- DIRECTIVE -
Collect every line of the records below that contains the word "SRMTID".

** start of PROVIDED INFORMATION **

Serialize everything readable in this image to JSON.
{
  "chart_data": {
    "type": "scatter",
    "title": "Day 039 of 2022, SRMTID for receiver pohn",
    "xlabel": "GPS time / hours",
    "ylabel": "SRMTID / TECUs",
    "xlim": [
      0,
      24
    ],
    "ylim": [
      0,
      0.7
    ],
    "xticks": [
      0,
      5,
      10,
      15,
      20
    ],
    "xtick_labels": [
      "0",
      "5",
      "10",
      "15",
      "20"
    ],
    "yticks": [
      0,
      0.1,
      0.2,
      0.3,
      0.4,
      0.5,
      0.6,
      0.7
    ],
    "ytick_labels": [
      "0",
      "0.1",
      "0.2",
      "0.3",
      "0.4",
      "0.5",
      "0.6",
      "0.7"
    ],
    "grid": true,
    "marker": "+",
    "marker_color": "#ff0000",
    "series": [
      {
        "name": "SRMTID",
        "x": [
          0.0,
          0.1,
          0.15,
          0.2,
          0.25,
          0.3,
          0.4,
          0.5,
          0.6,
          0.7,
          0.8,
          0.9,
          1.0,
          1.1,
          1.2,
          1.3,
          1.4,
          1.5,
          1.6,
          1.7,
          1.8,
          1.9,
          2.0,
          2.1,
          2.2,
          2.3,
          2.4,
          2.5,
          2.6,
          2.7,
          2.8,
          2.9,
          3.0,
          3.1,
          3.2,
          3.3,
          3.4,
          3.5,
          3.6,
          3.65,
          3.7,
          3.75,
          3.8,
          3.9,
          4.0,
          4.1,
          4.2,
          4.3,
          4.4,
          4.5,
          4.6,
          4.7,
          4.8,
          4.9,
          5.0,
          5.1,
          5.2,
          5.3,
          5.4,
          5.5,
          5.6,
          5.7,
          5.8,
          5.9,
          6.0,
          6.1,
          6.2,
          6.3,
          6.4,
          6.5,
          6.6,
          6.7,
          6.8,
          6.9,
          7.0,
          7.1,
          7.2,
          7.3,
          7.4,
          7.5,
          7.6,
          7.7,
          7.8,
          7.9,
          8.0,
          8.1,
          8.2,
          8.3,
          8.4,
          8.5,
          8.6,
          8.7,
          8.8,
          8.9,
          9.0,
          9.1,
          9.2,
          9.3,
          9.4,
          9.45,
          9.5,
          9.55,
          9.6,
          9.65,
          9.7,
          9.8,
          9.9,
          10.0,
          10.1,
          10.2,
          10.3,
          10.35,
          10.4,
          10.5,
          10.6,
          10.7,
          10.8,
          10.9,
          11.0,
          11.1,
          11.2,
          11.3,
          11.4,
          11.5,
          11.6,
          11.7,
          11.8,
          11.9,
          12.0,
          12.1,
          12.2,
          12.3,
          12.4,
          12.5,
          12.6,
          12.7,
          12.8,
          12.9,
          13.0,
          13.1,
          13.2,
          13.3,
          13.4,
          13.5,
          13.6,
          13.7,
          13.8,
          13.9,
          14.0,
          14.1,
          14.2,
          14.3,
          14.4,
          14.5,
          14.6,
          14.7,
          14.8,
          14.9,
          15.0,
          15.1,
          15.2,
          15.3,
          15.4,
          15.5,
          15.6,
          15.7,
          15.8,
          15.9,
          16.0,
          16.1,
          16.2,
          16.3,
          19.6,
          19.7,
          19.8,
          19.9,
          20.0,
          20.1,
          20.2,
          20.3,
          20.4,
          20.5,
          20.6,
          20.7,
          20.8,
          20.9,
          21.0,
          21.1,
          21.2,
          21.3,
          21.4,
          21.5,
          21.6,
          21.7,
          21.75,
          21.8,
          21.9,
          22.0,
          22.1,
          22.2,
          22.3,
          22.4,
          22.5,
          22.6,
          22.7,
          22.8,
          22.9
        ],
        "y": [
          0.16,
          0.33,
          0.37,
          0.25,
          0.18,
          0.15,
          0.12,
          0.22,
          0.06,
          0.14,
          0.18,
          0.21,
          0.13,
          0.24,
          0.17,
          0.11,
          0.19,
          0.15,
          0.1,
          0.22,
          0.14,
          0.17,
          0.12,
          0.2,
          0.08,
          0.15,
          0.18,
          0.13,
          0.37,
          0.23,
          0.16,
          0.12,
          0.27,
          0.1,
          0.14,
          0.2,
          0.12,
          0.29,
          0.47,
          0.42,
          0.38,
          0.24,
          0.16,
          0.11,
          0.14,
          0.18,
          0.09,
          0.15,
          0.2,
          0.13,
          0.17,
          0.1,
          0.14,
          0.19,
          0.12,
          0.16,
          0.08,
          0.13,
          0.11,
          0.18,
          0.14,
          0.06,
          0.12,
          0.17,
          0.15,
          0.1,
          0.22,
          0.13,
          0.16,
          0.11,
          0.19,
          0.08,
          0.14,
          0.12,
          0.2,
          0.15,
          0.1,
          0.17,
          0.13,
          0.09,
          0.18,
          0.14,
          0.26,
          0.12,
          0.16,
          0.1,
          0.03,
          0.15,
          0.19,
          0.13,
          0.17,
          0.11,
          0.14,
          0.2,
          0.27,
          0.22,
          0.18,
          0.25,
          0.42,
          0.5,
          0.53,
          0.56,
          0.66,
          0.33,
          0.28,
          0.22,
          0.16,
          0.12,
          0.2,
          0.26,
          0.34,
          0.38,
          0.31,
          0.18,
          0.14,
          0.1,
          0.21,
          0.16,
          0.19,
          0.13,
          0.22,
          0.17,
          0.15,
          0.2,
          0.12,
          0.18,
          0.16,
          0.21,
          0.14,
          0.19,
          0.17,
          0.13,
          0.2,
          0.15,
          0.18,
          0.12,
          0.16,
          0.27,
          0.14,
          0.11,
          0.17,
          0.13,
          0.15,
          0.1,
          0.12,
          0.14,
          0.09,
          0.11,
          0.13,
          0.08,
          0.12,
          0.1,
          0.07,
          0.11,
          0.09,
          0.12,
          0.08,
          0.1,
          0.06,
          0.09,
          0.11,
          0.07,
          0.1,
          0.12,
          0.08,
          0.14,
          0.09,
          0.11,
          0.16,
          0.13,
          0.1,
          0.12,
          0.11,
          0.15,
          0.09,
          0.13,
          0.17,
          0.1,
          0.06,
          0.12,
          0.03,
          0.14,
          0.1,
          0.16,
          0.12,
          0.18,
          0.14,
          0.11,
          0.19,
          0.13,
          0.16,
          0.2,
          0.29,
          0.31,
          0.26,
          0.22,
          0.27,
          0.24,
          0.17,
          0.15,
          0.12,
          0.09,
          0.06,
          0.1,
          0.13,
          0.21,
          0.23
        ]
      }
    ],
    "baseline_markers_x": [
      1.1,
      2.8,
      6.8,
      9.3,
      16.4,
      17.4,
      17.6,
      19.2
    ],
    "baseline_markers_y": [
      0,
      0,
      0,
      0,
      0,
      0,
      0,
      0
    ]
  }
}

** end of PROVIDED INFORMATION **

- TASK SOLUTION -
    "title": "Day 039 of 2022, SRMTID for receiver pohn",
    "ylabel": "SRMTID / TECUs",
        "name": "SRMTID",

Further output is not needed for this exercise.